- Goal -
From the listing, collect all lines containing the word "областной".

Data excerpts
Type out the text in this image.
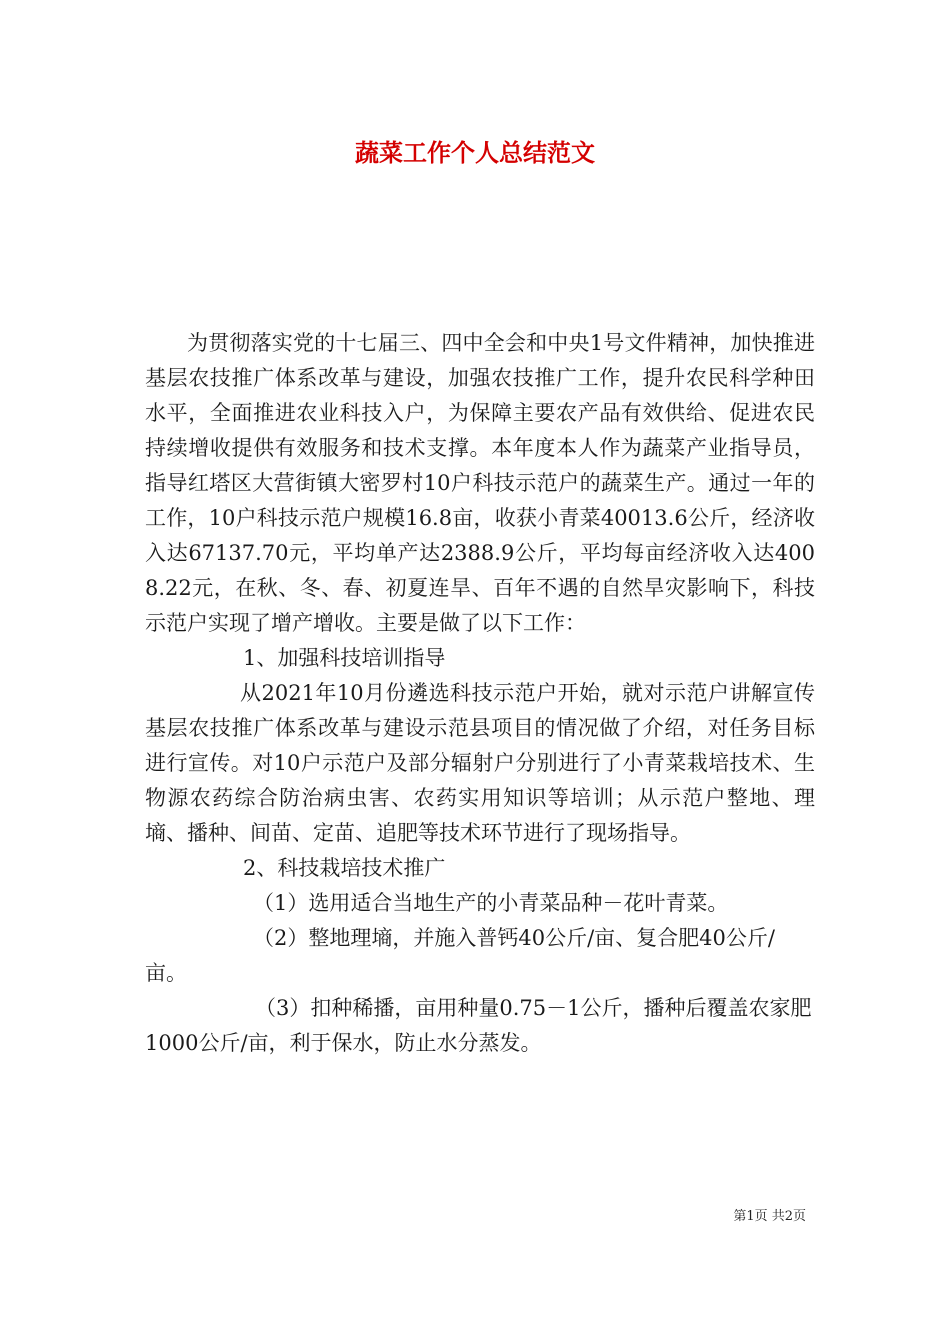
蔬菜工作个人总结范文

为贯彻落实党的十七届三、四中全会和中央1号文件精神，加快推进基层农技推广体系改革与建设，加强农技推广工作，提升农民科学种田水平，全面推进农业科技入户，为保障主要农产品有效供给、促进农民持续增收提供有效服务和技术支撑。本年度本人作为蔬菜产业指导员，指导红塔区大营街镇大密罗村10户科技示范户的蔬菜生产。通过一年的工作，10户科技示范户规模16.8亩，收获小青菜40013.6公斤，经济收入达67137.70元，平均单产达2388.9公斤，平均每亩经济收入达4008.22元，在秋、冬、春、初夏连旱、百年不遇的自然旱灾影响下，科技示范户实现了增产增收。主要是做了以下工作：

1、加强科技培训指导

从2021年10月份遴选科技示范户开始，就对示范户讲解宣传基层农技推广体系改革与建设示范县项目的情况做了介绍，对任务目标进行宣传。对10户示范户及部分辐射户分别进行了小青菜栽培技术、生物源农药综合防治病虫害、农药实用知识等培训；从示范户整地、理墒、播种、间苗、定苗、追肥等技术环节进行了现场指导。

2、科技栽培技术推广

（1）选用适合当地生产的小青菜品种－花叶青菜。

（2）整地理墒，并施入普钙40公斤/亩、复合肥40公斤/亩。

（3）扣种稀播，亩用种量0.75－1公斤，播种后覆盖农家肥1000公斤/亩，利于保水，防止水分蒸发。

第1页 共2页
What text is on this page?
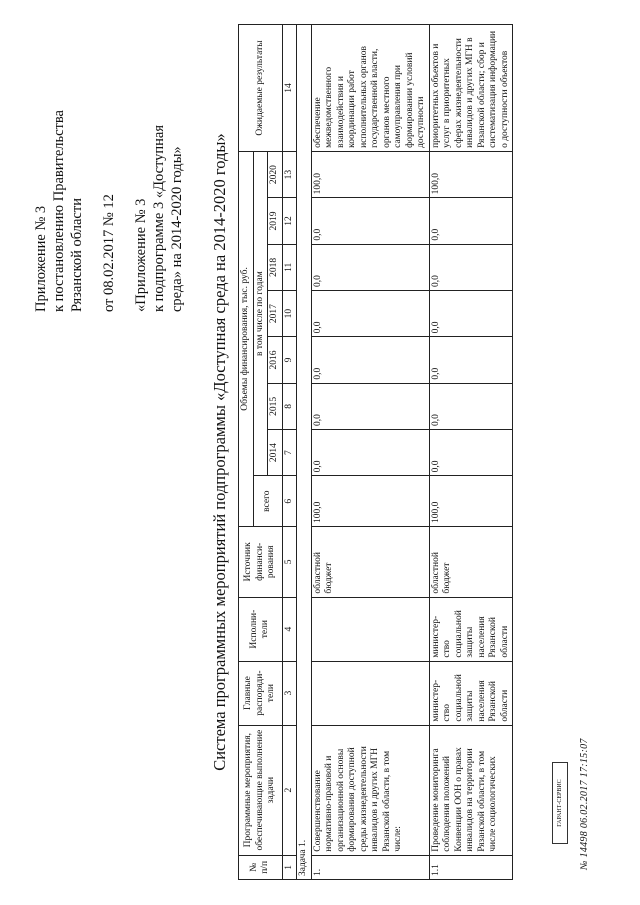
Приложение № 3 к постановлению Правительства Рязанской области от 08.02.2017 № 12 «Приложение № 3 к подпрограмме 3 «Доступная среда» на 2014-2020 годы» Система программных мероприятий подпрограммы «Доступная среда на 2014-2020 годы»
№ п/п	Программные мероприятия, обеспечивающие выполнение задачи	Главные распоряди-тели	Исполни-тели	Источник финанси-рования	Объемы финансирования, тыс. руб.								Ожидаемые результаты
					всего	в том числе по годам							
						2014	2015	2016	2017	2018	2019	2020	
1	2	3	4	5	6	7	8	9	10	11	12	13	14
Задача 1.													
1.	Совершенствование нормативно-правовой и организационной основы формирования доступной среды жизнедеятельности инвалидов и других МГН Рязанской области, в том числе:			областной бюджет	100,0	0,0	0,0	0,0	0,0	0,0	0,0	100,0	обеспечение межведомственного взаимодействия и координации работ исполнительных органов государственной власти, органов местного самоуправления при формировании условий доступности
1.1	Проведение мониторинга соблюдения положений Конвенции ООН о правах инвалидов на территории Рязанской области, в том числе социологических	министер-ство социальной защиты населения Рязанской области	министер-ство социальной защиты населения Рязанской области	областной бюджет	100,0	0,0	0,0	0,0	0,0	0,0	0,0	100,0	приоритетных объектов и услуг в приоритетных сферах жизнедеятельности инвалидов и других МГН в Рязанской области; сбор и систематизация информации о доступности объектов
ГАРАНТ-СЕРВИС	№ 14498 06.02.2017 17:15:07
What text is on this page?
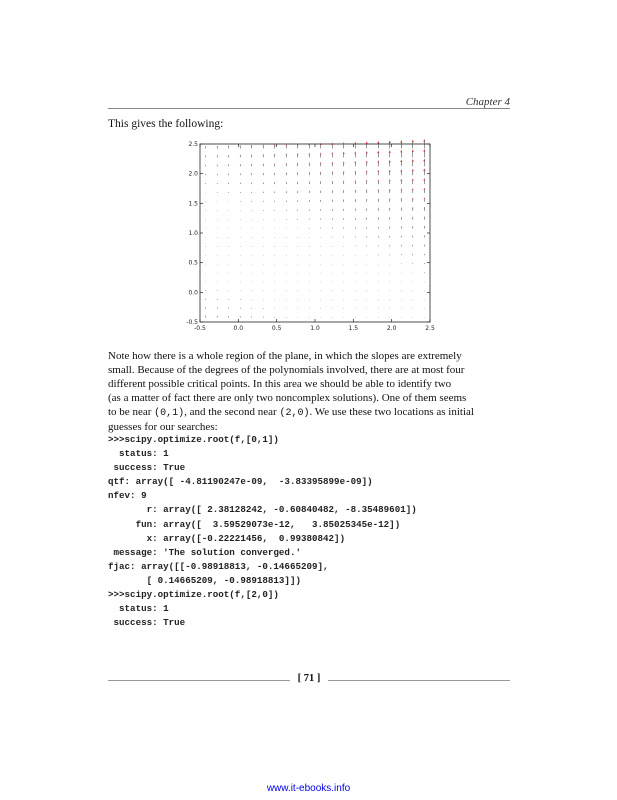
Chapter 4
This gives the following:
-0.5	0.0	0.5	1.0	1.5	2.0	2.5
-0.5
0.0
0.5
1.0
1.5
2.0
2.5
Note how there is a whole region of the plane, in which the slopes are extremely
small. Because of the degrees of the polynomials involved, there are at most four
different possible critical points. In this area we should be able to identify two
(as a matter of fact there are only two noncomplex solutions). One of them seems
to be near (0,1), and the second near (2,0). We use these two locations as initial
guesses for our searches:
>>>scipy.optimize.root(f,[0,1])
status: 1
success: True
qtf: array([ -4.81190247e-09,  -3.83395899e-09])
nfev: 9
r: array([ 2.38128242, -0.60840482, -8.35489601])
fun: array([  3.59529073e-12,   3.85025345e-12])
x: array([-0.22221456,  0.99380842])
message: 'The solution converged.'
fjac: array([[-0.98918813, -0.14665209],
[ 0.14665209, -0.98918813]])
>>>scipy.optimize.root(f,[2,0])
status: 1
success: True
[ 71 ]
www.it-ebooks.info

...

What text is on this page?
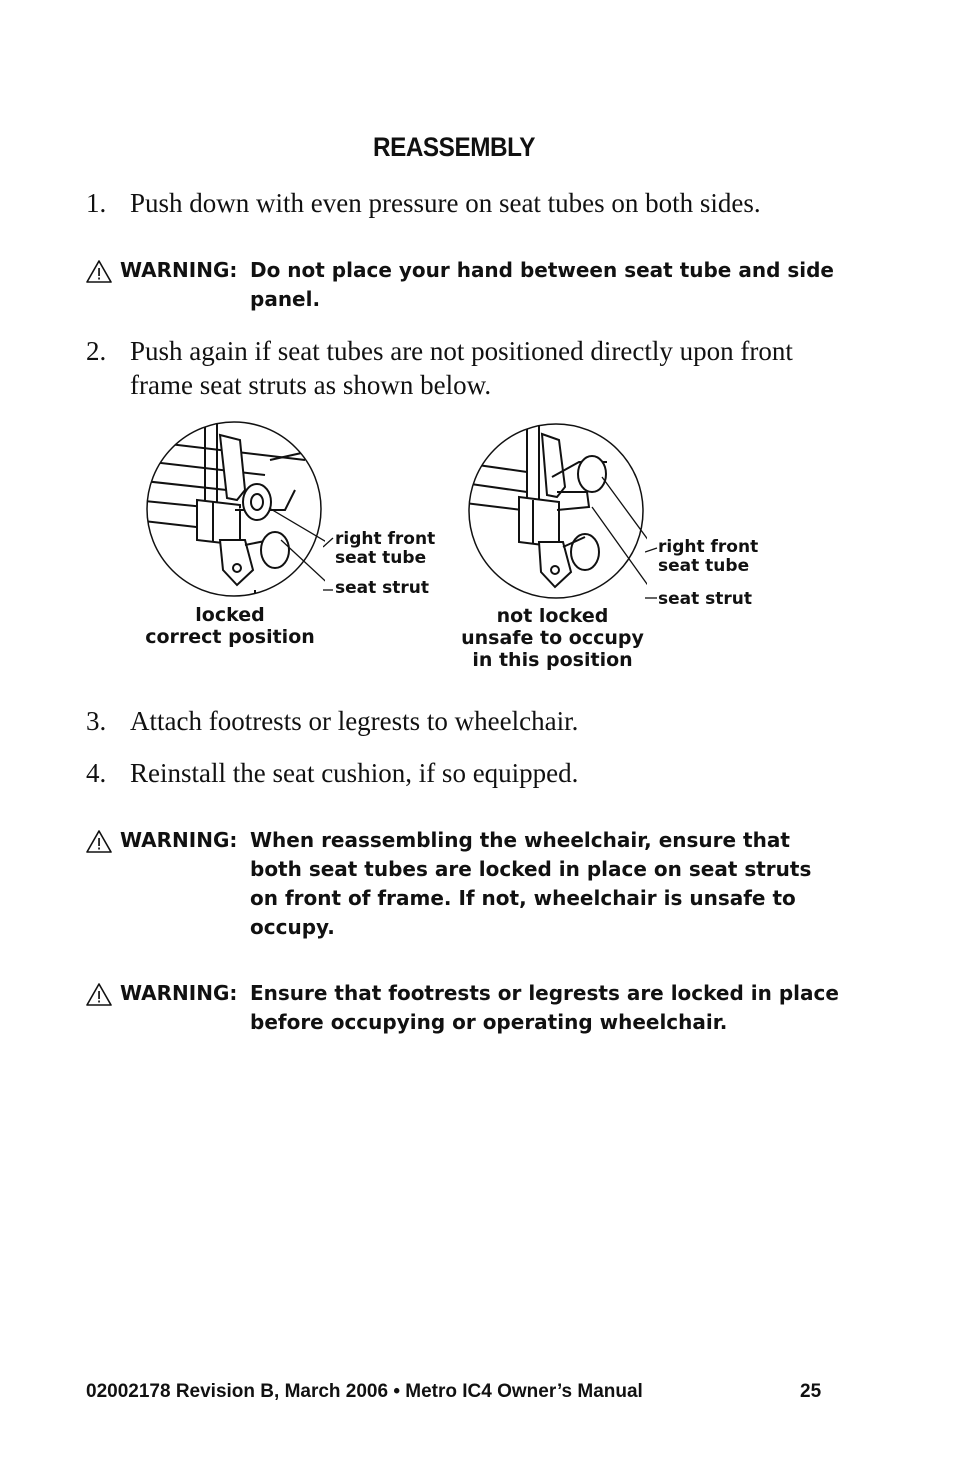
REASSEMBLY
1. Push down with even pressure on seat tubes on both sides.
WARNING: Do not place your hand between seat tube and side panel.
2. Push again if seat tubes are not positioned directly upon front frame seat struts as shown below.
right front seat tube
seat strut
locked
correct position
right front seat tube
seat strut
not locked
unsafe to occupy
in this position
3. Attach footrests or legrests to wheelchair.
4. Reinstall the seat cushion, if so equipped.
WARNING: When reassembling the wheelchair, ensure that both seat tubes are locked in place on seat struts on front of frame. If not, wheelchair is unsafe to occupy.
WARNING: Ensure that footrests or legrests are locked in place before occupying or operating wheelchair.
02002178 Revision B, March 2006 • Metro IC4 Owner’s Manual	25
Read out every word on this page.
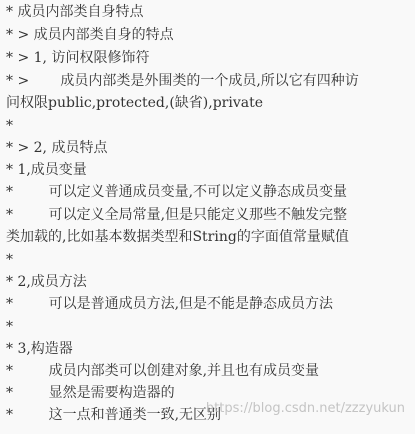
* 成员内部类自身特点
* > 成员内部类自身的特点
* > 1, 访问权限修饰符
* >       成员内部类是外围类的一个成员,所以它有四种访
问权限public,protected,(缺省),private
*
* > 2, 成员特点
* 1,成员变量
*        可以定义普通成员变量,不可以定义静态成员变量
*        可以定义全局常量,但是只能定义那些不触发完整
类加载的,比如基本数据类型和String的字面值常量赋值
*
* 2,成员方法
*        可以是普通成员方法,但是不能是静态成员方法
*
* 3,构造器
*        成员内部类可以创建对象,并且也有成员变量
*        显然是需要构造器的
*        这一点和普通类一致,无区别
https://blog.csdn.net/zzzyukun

--

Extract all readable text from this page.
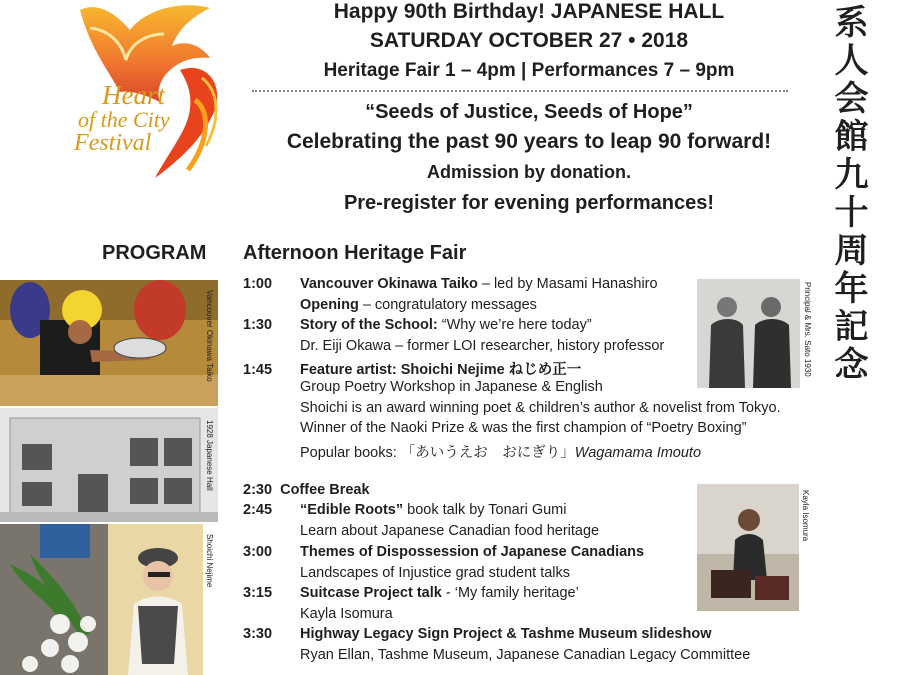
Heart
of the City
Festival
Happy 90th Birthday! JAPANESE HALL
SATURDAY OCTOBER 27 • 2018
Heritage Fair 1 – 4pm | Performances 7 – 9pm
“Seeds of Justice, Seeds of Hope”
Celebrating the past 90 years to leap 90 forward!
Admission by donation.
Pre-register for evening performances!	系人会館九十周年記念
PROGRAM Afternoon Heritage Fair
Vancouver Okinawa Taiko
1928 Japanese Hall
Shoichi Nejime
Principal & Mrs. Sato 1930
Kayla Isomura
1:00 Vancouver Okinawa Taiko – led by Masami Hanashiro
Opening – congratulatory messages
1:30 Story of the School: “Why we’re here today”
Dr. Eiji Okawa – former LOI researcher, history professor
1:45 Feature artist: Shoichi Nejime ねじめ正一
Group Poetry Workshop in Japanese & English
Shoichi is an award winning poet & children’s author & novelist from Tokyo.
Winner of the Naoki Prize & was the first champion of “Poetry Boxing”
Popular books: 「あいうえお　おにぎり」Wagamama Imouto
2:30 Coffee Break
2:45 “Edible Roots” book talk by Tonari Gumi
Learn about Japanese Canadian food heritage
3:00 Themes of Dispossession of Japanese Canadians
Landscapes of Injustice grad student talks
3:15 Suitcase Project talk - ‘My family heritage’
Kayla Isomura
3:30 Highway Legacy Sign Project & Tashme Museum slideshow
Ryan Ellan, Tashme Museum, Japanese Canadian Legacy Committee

- Task answer -
1.	Совершенствование нормативно-правовой и организационной основы формирования доступной среды жизнедеятельности инвалидов и других МГН Рязанской области, в том числе:			областной бюджет	100,0	0,0	0,0	0,0	0,0	0,0	0,0	100,0	обеспечение межведомственного взаимодействия и координации работ исполнительных органов государственной власти, органов местного самоуправления при формировании условий доступности
1.1	Проведение мониторинга соблюдения положений Конвенции ООН о правах инвалидов на территории Рязанской области, в том числе социологических	министер-ство социальной защиты населения Рязанской области	министер-ство социальной защиты населения Рязанской области	областной бюджет	100,0	0,0	0,0	0,0	0,0	0,0	0,0	100,0	приоритетных объектов и услуг в приоритетных сферах жизнедеятельности инвалидов и других МГН в Рязанской области; сбор и систематизация информации о доступности объектов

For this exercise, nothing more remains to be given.